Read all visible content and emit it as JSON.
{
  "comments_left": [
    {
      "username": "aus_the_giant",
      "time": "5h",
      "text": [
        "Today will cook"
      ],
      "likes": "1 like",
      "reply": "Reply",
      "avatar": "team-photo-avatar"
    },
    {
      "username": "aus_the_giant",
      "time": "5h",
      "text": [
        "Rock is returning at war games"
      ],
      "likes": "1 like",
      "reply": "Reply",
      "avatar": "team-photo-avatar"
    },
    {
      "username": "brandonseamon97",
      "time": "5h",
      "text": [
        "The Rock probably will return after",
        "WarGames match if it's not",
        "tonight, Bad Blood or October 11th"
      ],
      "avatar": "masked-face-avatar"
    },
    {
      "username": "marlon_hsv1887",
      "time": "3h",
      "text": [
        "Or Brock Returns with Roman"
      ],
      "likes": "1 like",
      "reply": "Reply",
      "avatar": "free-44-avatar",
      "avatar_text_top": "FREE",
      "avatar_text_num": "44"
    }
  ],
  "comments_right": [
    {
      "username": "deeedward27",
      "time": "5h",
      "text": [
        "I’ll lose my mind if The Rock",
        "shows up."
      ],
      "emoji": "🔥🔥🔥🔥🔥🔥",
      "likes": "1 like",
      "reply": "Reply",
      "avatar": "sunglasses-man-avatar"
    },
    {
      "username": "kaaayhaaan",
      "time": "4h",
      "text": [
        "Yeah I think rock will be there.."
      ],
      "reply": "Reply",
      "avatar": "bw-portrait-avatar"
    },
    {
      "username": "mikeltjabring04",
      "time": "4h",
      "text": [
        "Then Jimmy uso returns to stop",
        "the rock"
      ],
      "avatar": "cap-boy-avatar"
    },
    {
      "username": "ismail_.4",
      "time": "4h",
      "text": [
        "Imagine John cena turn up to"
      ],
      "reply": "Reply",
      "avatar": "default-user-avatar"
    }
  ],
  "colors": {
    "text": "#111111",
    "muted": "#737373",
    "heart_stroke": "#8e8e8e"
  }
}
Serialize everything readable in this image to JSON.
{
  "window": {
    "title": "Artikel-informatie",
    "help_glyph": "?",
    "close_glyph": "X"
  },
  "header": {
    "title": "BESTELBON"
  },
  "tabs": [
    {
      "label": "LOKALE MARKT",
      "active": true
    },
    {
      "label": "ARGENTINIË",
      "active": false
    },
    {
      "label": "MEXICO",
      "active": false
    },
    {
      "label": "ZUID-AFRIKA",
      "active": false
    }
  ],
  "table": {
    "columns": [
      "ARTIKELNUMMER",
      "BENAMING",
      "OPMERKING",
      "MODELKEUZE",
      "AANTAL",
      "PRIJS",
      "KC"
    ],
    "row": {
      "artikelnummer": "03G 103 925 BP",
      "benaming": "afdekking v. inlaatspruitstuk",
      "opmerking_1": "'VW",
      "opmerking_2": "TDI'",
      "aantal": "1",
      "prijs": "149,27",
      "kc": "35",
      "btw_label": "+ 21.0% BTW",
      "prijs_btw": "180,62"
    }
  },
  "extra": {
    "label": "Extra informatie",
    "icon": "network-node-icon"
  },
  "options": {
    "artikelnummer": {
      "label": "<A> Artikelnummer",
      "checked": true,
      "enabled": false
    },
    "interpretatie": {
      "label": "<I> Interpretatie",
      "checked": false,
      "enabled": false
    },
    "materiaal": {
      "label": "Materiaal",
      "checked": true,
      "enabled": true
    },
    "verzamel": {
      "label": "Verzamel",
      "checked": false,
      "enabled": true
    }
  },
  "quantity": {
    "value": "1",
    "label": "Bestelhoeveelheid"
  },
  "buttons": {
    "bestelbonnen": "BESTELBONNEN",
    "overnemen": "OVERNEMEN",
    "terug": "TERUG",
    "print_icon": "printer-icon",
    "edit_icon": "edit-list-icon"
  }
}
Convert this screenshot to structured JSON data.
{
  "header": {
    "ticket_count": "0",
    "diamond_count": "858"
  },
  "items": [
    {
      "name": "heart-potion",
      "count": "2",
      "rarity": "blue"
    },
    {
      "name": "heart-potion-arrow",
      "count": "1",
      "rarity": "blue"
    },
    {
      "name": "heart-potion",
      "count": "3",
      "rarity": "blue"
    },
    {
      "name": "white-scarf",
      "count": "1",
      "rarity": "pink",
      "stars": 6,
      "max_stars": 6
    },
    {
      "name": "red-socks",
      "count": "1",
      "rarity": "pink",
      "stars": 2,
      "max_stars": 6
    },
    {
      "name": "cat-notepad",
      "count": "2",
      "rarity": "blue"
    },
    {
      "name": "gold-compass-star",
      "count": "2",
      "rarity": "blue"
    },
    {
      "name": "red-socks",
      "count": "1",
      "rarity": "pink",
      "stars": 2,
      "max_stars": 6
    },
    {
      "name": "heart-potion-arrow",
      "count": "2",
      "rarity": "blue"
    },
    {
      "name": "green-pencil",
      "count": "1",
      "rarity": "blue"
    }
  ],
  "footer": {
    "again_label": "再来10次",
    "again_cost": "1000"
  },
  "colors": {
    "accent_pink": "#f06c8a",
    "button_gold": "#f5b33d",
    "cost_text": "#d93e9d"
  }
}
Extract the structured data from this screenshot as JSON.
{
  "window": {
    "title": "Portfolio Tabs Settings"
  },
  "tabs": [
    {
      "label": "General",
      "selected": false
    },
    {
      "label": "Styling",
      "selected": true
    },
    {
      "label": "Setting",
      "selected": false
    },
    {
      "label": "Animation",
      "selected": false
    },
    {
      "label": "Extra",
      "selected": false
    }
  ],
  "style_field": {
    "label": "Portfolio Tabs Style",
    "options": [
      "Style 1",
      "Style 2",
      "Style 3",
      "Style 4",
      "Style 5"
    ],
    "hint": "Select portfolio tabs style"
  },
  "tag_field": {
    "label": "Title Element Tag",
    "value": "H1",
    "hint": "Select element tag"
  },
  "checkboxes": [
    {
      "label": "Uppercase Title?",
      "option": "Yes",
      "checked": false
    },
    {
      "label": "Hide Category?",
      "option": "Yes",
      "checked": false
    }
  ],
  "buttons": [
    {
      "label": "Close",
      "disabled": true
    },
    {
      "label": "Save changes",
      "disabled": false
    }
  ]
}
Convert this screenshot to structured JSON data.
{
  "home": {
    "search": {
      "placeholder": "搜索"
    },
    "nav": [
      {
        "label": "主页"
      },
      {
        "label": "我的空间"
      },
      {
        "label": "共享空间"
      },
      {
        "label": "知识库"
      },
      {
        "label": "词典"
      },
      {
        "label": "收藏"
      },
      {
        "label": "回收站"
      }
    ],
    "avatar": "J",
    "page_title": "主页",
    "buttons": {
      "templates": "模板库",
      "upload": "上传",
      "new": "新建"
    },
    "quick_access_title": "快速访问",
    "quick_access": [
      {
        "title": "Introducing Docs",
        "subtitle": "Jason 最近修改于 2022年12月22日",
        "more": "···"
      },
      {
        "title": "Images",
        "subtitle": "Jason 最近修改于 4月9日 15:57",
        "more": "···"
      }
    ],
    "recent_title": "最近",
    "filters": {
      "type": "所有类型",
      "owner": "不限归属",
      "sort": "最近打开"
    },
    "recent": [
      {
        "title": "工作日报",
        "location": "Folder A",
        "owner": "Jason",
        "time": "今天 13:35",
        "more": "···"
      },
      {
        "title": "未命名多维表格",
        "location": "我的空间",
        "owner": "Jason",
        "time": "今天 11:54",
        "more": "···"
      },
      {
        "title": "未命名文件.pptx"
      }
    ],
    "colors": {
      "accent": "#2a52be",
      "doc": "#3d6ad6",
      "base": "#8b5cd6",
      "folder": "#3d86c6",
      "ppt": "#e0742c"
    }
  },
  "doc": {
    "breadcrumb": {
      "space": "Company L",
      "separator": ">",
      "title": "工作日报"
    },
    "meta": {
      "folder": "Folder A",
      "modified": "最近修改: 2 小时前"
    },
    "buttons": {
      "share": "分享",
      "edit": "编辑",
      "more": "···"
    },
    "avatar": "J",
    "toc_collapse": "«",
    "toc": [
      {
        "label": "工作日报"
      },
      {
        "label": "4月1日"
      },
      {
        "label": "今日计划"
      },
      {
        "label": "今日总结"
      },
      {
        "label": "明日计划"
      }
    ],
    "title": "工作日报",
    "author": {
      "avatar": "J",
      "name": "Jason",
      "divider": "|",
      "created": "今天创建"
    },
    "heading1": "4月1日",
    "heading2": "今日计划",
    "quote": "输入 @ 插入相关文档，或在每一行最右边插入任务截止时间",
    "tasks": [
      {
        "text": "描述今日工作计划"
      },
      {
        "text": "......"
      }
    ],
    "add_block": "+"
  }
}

━━━━━━━━━━━━━━━━━━━━━━━━━━━━━━

> EXERCISE GOAL
Please list every line of the records that contains "will".

> RESULT OF THE EXERCISE
        "Today will cook"
        "The Rock probably will return after",
        "Yeah I think rock will be there.."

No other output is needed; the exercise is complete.